_Objective_. Copy out the entries below in full and exactly.

_Task data_.
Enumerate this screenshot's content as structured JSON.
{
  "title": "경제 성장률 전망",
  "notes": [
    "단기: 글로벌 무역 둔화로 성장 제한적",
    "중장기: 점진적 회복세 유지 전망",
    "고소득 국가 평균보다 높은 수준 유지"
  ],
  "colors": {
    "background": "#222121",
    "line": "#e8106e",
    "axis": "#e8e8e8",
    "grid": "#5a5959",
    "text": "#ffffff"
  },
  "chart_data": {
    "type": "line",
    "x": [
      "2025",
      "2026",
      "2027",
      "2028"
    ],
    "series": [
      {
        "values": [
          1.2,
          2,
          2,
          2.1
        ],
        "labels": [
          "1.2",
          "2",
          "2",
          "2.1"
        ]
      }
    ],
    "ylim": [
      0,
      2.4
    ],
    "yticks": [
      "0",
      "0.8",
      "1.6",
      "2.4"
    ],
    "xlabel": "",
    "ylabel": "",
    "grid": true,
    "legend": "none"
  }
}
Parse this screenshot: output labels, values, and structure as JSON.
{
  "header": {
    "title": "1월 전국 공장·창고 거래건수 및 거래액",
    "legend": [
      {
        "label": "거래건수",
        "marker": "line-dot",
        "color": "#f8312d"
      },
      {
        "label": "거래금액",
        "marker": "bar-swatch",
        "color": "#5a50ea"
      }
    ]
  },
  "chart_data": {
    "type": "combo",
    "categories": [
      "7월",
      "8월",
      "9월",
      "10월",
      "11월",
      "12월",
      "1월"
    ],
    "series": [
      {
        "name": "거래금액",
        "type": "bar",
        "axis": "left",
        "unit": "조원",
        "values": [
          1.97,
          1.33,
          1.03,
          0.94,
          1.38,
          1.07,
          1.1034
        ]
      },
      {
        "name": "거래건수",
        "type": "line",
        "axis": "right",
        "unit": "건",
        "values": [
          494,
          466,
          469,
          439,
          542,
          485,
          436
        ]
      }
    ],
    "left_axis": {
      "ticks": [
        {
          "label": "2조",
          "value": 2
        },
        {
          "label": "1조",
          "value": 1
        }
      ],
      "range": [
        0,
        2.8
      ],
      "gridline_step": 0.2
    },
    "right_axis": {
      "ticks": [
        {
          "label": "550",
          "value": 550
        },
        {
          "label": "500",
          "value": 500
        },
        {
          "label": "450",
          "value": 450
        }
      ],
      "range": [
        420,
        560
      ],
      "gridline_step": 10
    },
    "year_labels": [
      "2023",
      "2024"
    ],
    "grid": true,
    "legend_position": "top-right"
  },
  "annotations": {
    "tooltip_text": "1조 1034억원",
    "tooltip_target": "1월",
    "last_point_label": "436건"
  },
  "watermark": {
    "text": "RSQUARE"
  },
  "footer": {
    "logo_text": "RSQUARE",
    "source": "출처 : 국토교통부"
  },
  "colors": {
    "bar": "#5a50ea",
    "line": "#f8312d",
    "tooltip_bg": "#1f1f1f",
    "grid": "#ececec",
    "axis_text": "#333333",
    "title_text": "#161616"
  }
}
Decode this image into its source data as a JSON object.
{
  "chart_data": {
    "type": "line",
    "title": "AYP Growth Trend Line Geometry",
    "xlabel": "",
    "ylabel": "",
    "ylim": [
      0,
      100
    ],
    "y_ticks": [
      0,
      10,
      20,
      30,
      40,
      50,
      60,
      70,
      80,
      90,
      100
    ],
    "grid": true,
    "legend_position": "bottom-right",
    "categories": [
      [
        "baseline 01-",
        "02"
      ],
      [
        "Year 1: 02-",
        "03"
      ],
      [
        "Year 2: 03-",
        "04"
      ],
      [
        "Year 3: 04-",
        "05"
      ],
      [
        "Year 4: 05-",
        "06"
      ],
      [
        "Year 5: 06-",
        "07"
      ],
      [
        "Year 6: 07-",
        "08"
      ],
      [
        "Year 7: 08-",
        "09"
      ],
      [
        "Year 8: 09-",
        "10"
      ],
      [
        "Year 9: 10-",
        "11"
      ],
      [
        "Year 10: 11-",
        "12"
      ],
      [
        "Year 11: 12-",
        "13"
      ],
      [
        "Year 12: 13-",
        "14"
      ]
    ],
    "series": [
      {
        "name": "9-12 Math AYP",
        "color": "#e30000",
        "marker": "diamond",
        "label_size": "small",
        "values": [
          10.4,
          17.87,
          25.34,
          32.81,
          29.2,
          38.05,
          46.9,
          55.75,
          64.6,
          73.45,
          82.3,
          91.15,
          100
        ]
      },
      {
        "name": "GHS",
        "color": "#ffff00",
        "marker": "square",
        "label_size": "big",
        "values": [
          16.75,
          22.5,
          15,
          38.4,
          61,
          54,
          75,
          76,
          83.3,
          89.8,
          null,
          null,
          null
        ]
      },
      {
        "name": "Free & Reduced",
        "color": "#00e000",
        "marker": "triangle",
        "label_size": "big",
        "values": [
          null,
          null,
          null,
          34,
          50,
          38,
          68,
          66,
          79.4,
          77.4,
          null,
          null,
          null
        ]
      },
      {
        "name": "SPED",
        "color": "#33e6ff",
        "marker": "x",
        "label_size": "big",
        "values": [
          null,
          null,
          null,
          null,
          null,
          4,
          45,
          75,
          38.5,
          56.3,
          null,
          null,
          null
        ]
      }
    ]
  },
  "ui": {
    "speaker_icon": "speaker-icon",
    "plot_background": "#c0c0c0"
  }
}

_Answer below_.
Enumerate this screenshot's content as structured JSON.
{
  "title": "경제 성장률 전망",
  "notes": [
    "단기: 글로벌 무역 둔화로 성장 제한적",
    "중장기: 점진적 회복세 유지 전망",
    "고소득 국가 평균보다 높은 수준 유지"
  ],
  "colors": {
    "background": "#222121",
    "line": "#e8106e",
    "axis": "#e8e8e8",
    "grid": "#5a5959",
    "text": "#ffffff"
  },
  "chart_data": {
    "type": "line",
    "x": [
      "2025",
      "2026",
      "2027",
      "2028"
    ],
    "series": [
      {
        "values": [
          1.2,
          2,
          2,
          2.1
        ],
        "labels": [
          "1.2",
          "2",
          "2",
          "2.1"
        ]
      }
    ],
    "ylim": [
      0,
      2.4
    ],
    "yticks": [
      "0",
      "0.8",
      "1.6",
      "2.4"
    ],
    "xlabel": "",
    "ylabel": "",
    "grid": true,
    "legend": "none"
  }
}
Parse this screenshot: output labels, values, and structure as JSON.
{
  "header": {
    "title": "1월 전국 공장·창고 거래건수 및 거래액",
    "legend": [
      {
        "label": "거래건수",
        "marker": "line-dot",
        "color": "#f8312d"
      },
      {
        "label": "거래금액",
        "marker": "bar-swatch",
        "color": "#5a50ea"
      }
    ]
  },
  "chart_data": {
    "type": "combo",
    "categories": [
      "7월",
      "8월",
      "9월",
      "10월",
      "11월",
      "12월",
      "1월"
    ],
    "series": [
      {
        "name": "거래금액",
        "type": "bar",
        "axis": "left",
        "unit": "조원",
        "values": [
          1.97,
          1.33,
          1.03,
          0.94,
          1.38,
          1.07,
          1.1034
        ]
      },
      {
        "name": "거래건수",
        "type": "line",
        "axis": "right",
        "unit": "건",
        "values": [
          494,
          466,
          469,
          439,
          542,
          485,
          436
        ]
      }
    ],
    "left_axis": {
      "ticks": [
        {
          "label": "2조",
          "value": 2
        },
        {
          "label": "1조",
          "value": 1
        }
      ],
      "range": [
        0,
        2.8
      ],
      "gridline_step": 0.2
    },
    "right_axis": {
      "ticks": [
        {
          "label": "550",
          "value": 550
        },
        {
          "label": "500",
          "value": 500
        },
        {
          "label": "450",
          "value": 450
        }
      ],
      "range": [
        420,
        560
      ],
      "gridline_step": 10
    },
    "year_labels": [
      "2023",
      "2024"
    ],
    "grid": true,
    "legend_position": "top-right"
  },
  "annotations": {
    "tooltip_text": "1조 1034억원",
    "tooltip_target": "1월",
    "last_point_label": "436건"
  },
  "watermark": {
    "text": "RSQUARE"
  },
  "footer": {
    "logo_text": "RSQUARE",
    "source": "출처 : 국토교통부"
  },
  "colors": {
    "bar": "#5a50ea",
    "line": "#f8312d",
    "tooltip_bg": "#1f1f1f",
    "grid": "#ececec",
    "axis_text": "#333333",
    "title_text": "#161616"
  }
}
Decode this image into its source data as a JSON object.
{
  "chart_data": {
    "type": "line",
    "title": "AYP Growth Trend Line Geometry",
    "xlabel": "",
    "ylabel": "",
    "ylim": [
      0,
      100
    ],
    "y_ticks": [
      0,
      10,
      20,
      30,
      40,
      50,
      60,
      70,
      80,
      90,
      100
    ],
    "grid": true,
    "legend_position": "bottom-right",
    "categories": [
      [
        "baseline 01-",
        "02"
      ],
      [
        "Year 1: 02-",
        "03"
      ],
      [
        "Year 2: 03-",
        "04"
      ],
      [
        "Year 3: 04-",
        "05"
      ],
      [
        "Year 4: 05-",
        "06"
      ],
      [
        "Year 5: 06-",
        "07"
      ],
      [
        "Year 6: 07-",
        "08"
      ],
      [
        "Year 7: 08-",
        "09"
      ],
      [
        "Year 8: 09-",
        "10"
      ],
      [
        "Year 9: 10-",
        "11"
      ],
      [
        "Year 10: 11-",
        "12"
      ],
      [
        "Year 11: 12-",
        "13"
      ],
      [
        "Year 12: 13-",
        "14"
      ]
    ],
    "series": [
      {
        "name": "9-12 Math AYP",
        "color": "#e30000",
        "marker": "diamond",
        "label_size": "small",
        "values": [
          10.4,
          17.87,
          25.34,
          32.81,
          29.2,
          38.05,
          46.9,
          55.75,
          64.6,
          73.45,
          82.3,
          91.15,
          100
        ]
      },
      {
        "name": "GHS",
        "color": "#ffff00",
        "marker": "square",
        "label_size": "big",
        "values": [
          16.75,
          22.5,
          15,
          38.4,
          61,
          54,
          75,
          76,
          83.3,
          89.8,
          null,
          null,
          null
        ]
      },
      {
        "name": "Free & Reduced",
        "color": "#00e000",
        "marker": "triangle",
        "label_size": "big",
        "values": [
          null,
          null,
          null,
          34,
          50,
          38,
          68,
          66,
          79.4,
          77.4,
          null,
          null,
          null
        ]
      },
      {
        "name": "SPED",
        "color": "#33e6ff",
        "marker": "x",
        "label_size": "big",
        "values": [
          null,
          null,
          null,
          null,
          null,
          4,
          45,
          75,
          38.5,
          56.3,
          null,
          null,
          null
        ]
      }
    ]
  },
  "ui": {
    "speaker_icon": "speaker-icon",
    "plot_background": "#c0c0c0"
  }
}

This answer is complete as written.